The records =>
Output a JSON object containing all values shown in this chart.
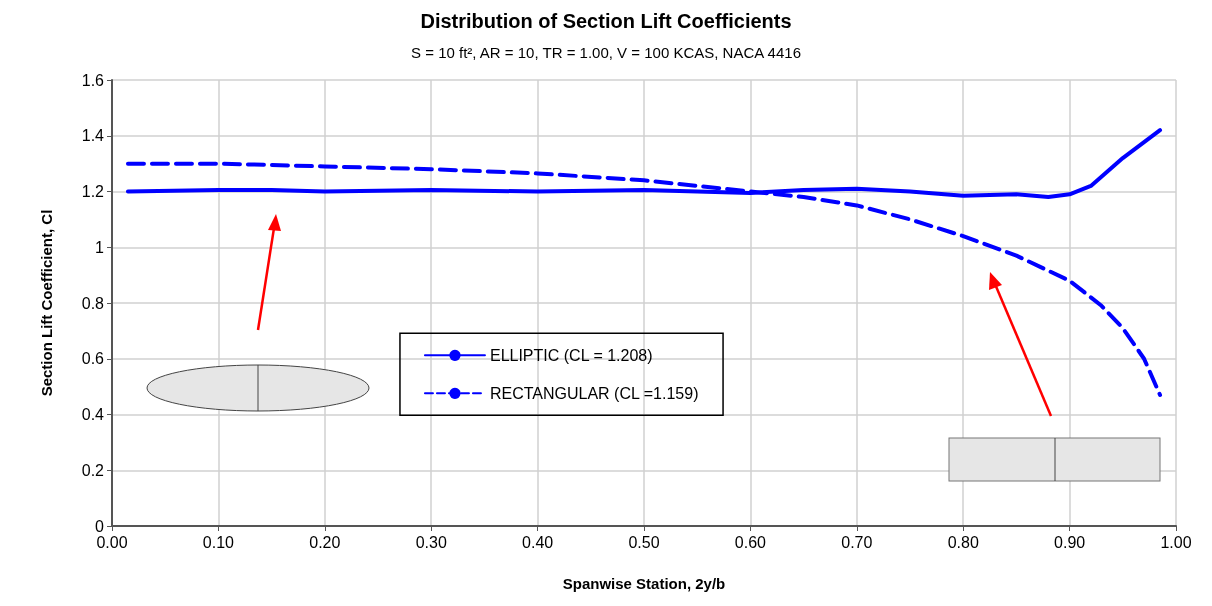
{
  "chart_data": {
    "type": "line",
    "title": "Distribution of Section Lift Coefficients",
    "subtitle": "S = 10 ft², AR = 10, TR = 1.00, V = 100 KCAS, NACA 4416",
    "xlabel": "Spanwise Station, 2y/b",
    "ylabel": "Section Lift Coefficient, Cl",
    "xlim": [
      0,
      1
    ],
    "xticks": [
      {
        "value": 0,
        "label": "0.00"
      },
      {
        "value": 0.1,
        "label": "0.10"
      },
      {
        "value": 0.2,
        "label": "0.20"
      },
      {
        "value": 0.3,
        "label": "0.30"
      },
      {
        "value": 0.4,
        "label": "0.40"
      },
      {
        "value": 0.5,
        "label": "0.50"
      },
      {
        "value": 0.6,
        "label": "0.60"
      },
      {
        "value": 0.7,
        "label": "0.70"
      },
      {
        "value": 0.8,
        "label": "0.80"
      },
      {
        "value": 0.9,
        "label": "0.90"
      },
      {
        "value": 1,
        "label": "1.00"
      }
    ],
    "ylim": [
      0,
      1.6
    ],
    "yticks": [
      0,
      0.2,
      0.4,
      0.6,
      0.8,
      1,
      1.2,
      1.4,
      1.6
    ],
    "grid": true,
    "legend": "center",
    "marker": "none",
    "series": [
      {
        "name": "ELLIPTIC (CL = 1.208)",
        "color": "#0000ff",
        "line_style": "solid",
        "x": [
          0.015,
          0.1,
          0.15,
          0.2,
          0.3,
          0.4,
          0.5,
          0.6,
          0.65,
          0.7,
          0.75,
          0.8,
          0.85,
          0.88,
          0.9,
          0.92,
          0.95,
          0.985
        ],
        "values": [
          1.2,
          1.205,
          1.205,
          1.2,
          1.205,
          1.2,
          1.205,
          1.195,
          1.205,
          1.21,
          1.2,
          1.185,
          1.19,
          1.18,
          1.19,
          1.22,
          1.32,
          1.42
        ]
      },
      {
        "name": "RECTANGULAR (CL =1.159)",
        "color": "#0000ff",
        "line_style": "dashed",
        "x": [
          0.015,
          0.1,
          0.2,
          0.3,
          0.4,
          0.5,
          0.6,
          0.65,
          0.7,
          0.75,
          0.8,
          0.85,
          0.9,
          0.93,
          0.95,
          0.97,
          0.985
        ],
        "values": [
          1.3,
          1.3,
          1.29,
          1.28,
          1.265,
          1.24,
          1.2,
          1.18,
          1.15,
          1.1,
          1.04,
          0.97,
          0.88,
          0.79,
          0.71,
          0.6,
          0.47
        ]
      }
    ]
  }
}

Exercise details =>
Return all lines of the material above in which the word "name" occurs.

Correct response =>
        "name": "ELLIPTIC (CL = 1.208)",
        "name": "RECTANGULAR (CL =1.159)",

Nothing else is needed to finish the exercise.